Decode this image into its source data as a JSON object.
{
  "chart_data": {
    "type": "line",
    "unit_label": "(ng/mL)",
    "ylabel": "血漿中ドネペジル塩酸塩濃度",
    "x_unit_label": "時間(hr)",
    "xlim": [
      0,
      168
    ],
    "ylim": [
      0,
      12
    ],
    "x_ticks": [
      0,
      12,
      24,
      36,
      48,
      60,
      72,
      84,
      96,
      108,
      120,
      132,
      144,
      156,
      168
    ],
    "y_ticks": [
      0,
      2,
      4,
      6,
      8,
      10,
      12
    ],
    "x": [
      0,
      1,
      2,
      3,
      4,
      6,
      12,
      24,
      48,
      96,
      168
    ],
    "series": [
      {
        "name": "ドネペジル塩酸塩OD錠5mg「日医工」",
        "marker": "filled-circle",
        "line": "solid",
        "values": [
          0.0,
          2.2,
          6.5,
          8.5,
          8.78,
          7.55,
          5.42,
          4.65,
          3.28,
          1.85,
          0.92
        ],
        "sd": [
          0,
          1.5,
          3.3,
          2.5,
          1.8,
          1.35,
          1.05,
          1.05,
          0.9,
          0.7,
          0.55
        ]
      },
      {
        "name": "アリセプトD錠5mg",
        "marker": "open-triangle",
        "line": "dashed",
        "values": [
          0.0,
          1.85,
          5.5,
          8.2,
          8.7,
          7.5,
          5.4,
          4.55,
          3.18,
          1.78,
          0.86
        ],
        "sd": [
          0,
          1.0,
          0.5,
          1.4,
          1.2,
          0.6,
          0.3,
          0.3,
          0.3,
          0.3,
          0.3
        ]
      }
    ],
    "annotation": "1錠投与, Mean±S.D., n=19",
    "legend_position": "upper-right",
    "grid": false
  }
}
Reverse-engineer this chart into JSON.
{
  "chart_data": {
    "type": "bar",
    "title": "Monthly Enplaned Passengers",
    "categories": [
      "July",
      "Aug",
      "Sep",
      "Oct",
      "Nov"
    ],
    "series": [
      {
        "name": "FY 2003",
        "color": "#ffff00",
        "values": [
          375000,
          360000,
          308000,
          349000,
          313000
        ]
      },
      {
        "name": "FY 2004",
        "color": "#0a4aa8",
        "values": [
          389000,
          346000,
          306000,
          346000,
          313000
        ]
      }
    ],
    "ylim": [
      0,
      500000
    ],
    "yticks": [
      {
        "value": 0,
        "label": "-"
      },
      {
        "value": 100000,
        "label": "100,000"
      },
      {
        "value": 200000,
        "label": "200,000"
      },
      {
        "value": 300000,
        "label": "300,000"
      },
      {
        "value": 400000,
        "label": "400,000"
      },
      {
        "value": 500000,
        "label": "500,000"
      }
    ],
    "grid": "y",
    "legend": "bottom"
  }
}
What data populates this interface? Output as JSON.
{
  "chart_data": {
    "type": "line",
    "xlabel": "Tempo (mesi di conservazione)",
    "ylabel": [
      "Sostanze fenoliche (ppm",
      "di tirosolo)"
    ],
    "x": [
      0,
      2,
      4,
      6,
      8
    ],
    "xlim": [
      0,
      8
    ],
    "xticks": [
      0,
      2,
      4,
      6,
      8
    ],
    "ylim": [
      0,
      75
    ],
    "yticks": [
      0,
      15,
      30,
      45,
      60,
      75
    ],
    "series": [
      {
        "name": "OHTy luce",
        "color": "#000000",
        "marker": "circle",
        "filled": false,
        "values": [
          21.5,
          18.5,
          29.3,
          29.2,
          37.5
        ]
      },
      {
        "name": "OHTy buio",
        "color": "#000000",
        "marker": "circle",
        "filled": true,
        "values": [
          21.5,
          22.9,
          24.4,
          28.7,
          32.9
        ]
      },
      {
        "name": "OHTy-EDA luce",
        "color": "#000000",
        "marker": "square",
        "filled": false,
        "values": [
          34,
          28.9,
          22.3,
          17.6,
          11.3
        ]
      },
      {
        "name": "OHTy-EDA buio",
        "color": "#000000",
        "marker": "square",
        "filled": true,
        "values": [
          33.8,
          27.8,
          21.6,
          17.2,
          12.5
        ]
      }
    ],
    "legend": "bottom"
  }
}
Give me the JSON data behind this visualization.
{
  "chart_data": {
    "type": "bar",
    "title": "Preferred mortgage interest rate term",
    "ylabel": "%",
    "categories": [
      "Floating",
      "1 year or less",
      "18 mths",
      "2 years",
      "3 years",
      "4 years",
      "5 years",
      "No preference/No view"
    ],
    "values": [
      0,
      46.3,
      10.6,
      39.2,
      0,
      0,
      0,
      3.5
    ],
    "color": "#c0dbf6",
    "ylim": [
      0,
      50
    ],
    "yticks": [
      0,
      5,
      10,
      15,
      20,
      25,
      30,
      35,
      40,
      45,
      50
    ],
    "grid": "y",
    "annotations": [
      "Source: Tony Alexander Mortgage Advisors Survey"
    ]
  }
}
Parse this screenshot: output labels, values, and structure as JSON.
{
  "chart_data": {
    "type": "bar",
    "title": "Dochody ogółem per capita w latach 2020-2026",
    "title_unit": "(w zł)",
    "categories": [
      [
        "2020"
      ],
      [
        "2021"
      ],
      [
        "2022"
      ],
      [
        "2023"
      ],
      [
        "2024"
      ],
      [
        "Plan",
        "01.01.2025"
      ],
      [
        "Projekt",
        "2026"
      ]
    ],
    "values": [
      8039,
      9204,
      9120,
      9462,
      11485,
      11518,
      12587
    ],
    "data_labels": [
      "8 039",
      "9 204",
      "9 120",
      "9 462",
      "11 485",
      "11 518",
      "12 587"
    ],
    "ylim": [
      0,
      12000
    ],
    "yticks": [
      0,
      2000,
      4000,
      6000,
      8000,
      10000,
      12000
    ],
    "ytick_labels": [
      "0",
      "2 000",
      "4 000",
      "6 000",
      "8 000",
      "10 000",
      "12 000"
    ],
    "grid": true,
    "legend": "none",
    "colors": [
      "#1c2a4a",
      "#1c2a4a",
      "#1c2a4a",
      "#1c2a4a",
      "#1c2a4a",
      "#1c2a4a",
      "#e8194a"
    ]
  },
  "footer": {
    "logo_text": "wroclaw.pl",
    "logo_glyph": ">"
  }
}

----------

PROBLEM ::
Would you restate each of the entries word for word?

TASK ANSWER ::
Decode this image into its source data as a JSON object.
{
  "chart_data": {
    "type": "line",
    "unit_label": "(ng/mL)",
    "ylabel": "血漿中ドネペジル塩酸塩濃度",
    "x_unit_label": "時間(hr)",
    "xlim": [
      0,
      168
    ],
    "ylim": [
      0,
      12
    ],
    "x_ticks": [
      0,
      12,
      24,
      36,
      48,
      60,
      72,
      84,
      96,
      108,
      120,
      132,
      144,
      156,
      168
    ],
    "y_ticks": [
      0,
      2,
      4,
      6,
      8,
      10,
      12
    ],
    "x": [
      0,
      1,
      2,
      3,
      4,
      6,
      12,
      24,
      48,
      96,
      168
    ],
    "series": [
      {
        "name": "ドネペジル塩酸塩OD錠5mg「日医工」",
        "marker": "filled-circle",
        "line": "solid",
        "values": [
          0.0,
          2.2,
          6.5,
          8.5,
          8.78,
          7.55,
          5.42,
          4.65,
          3.28,
          1.85,
          0.92
        ],
        "sd": [
          0,
          1.5,
          3.3,
          2.5,
          1.8,
          1.35,
          1.05,
          1.05,
          0.9,
          0.7,
          0.55
        ]
      },
      {
        "name": "アリセプトD錠5mg",
        "marker": "open-triangle",
        "line": "dashed",
        "values": [
          0.0,
          1.85,
          5.5,
          8.2,
          8.7,
          7.5,
          5.4,
          4.55,
          3.18,
          1.78,
          0.86
        ],
        "sd": [
          0,
          1.0,
          0.5,
          1.4,
          1.2,
          0.6,
          0.3,
          0.3,
          0.3,
          0.3,
          0.3
        ]
      }
    ],
    "annotation": "1錠投与, Mean±S.D., n=19",
    "legend_position": "upper-right",
    "grid": false
  }
}
Reverse-engineer this chart into JSON.
{
  "chart_data": {
    "type": "bar",
    "title": "Monthly Enplaned Passengers",
    "categories": [
      "July",
      "Aug",
      "Sep",
      "Oct",
      "Nov"
    ],
    "series": [
      {
        "name": "FY 2003",
        "color": "#ffff00",
        "values": [
          375000,
          360000,
          308000,
          349000,
          313000
        ]
      },
      {
        "name": "FY 2004",
        "color": "#0a4aa8",
        "values": [
          389000,
          346000,
          306000,
          346000,
          313000
        ]
      }
    ],
    "ylim": [
      0,
      500000
    ],
    "yticks": [
      {
        "value": 0,
        "label": "-"
      },
      {
        "value": 100000,
        "label": "100,000"
      },
      {
        "value": 200000,
        "label": "200,000"
      },
      {
        "value": 300000,
        "label": "300,000"
      },
      {
        "value": 400000,
        "label": "400,000"
      },
      {
        "value": 500000,
        "label": "500,000"
      }
    ],
    "grid": "y",
    "legend": "bottom"
  }
}
What data populates this interface? Output as JSON.
{
  "chart_data": {
    "type": "line",
    "xlabel": "Tempo (mesi di conservazione)",
    "ylabel": [
      "Sostanze fenoliche (ppm",
      "di tirosolo)"
    ],
    "x": [
      0,
      2,
      4,
      6,
      8
    ],
    "xlim": [
      0,
      8
    ],
    "xticks": [
      0,
      2,
      4,
      6,
      8
    ],
    "ylim": [
      0,
      75
    ],
    "yticks": [
      0,
      15,
      30,
      45,
      60,
      75
    ],
    "series": [
      {
        "name": "OHTy luce",
        "color": "#000000",
        "marker": "circle",
        "filled": false,
        "values": [
          21.5,
          18.5,
          29.3,
          29.2,
          37.5
        ]
      },
      {
        "name": "OHTy buio",
        "color": "#000000",
        "marker": "circle",
        "filled": true,
        "values": [
          21.5,
          22.9,
          24.4,
          28.7,
          32.9
        ]
      },
      {
        "name": "OHTy-EDA luce",
        "color": "#000000",
        "marker": "square",
        "filled": false,
        "values": [
          34,
          28.9,
          22.3,
          17.6,
          11.3
        ]
      },
      {
        "name": "OHTy-EDA buio",
        "color": "#000000",
        "marker": "square",
        "filled": true,
        "values": [
          33.8,
          27.8,
          21.6,
          17.2,
          12.5
        ]
      }
    ],
    "legend": "bottom"
  }
}
Give me the JSON data behind this visualization.
{
  "chart_data": {
    "type": "bar",
    "title": "Preferred mortgage interest rate term",
    "ylabel": "%",
    "categories": [
      "Floating",
      "1 year or less",
      "18 mths",
      "2 years",
      "3 years",
      "4 years",
      "5 years",
      "No preference/No view"
    ],
    "values": [
      0,
      46.3,
      10.6,
      39.2,
      0,
      0,
      0,
      3.5
    ],
    "color": "#c0dbf6",
    "ylim": [
      0,
      50
    ],
    "yticks": [
      0,
      5,
      10,
      15,
      20,
      25,
      30,
      35,
      40,
      45,
      50
    ],
    "grid": "y",
    "annotations": [
      "Source: Tony Alexander Mortgage Advisors Survey"
    ]
  }
}
Parse this screenshot: output labels, values, and structure as JSON.
{
  "chart_data": {
    "type": "bar",
    "title": "Dochody ogółem per capita w latach 2020-2026",
    "title_unit": "(w zł)",
    "categories": [
      [
        "2020"
      ],
      [
        "2021"
      ],
      [
        "2022"
      ],
      [
        "2023"
      ],
      [
        "2024"
      ],
      [
        "Plan",
        "01.01.2025"
      ],
      [
        "Projekt",
        "2026"
      ]
    ],
    "values": [
      8039,
      9204,
      9120,
      9462,
      11485,
      11518,
      12587
    ],
    "data_labels": [
      "8 039",
      "9 204",
      "9 120",
      "9 462",
      "11 485",
      "11 518",
      "12 587"
    ],
    "ylim": [
      0,
      12000
    ],
    "yticks": [
      0,
      2000,
      4000,
      6000,
      8000,
      10000,
      12000
    ],
    "ytick_labels": [
      "0",
      "2 000",
      "4 000",
      "6 000",
      "8 000",
      "10 000",
      "12 000"
    ],
    "grid": true,
    "legend": "none",
    "colors": [
      "#1c2a4a",
      "#1c2a4a",
      "#1c2a4a",
      "#1c2a4a",
      "#1c2a4a",
      "#1c2a4a",
      "#e8194a"
    ]
  },
  "footer": {
    "logo_text": "wroclaw.pl",
    "logo_glyph": ">"
  }
}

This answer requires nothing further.